## Begin ENTRIES SHOWN

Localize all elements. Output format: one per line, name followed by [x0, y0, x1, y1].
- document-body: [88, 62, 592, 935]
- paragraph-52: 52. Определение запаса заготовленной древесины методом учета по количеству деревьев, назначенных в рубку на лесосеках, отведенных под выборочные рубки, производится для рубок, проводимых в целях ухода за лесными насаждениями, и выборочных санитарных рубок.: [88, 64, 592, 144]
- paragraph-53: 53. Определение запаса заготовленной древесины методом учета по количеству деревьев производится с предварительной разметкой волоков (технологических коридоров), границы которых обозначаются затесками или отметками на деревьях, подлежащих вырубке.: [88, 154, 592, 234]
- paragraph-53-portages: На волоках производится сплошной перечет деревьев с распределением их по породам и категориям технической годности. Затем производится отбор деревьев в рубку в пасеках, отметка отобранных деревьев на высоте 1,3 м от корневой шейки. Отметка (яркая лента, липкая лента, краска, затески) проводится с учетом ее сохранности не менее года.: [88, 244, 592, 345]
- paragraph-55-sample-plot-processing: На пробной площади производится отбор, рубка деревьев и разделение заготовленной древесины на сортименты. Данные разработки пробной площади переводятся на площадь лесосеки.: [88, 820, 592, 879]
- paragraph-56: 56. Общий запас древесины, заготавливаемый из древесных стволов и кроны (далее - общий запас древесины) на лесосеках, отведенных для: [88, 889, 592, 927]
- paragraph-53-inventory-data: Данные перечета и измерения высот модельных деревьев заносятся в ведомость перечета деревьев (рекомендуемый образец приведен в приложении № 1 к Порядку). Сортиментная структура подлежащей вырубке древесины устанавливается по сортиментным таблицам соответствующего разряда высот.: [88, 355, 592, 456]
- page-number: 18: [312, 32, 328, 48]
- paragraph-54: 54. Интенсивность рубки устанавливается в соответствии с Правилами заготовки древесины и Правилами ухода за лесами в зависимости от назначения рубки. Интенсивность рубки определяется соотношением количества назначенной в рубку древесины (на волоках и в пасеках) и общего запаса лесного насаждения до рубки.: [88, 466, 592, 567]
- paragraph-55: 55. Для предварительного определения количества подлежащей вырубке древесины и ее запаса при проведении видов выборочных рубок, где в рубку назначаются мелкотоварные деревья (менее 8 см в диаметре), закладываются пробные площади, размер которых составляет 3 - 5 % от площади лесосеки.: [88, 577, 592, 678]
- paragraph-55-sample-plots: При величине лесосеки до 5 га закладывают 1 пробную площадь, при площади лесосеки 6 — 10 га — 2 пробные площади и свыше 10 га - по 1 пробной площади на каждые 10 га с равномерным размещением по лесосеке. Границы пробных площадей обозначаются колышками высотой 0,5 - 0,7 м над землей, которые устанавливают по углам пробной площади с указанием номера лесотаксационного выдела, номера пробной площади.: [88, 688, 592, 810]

## End ENTRIES SHOWN

▶ _DESCRIPTION OF THE TASK_:
Repeat everything from the start of the records down to the line with "- page-number: 18: [312, 32, 328, 48]", renaming "document-body" to "page-body" and leaving the rest unchanged.

▶ _RESULT FOR THIS EXERCISE_:
Localize all elements. Output format: one per line, name followed by [x0, y0, x1, y1].
- page-body: [88, 62, 592, 935]
- paragraph-52: 52. Определение запаса заготовленной древесины методом учета по количеству деревьев, назначенных в рубку на лесосеках, отведенных под выборочные рубки, производится для рубок, проводимых в целях ухода за лесными насаждениями, и выборочных санитарных рубок.: [88, 64, 592, 144]
- paragraph-53: 53. Определение запаса заготовленной древесины методом учета по количеству деревьев производится с предварительной разметкой волоков (технологических коридоров), границы которых обозначаются затесками или отметками на деревьях, подлежащих вырубке.: [88, 154, 592, 234]
- paragraph-53-portages: На волоках производится сплошной перечет деревьев с распределением их по породам и категориям технической годности. Затем производится отбор деревьев в рубку в пасеках, отметка отобранных деревьев на высоте 1,3 м от корневой шейки. Отметка (яркая лента, липкая лента, краска, затески) проводится с учетом ее сохранности не менее года.: [88, 244, 592, 345]
- paragraph-55-sample-plot-processing: На пробной площади производится отбор, рубка деревьев и разделение заготовленной древесины на сортименты. Данные разработки пробной площади переводятся на площадь лесосеки.: [88, 820, 592, 879]
- paragraph-56: 56. Общий запас древесины, заготавливаемый из древесных стволов и кроны (далее - общий запас древесины) на лесосеках, отведенных для: [88, 889, 592, 927]
- paragraph-53-inventory-data: Данные перечета и измерения высот модельных деревьев заносятся в ведомость перечета деревьев (рекомендуемый образец приведен в приложении № 1 к Порядку). Сортиментная структура подлежащей вырубке древесины устанавливается по сортиментным таблицам соответствующего разряда высот.: [88, 355, 592, 456]
- page-number: 18: [312, 32, 328, 48]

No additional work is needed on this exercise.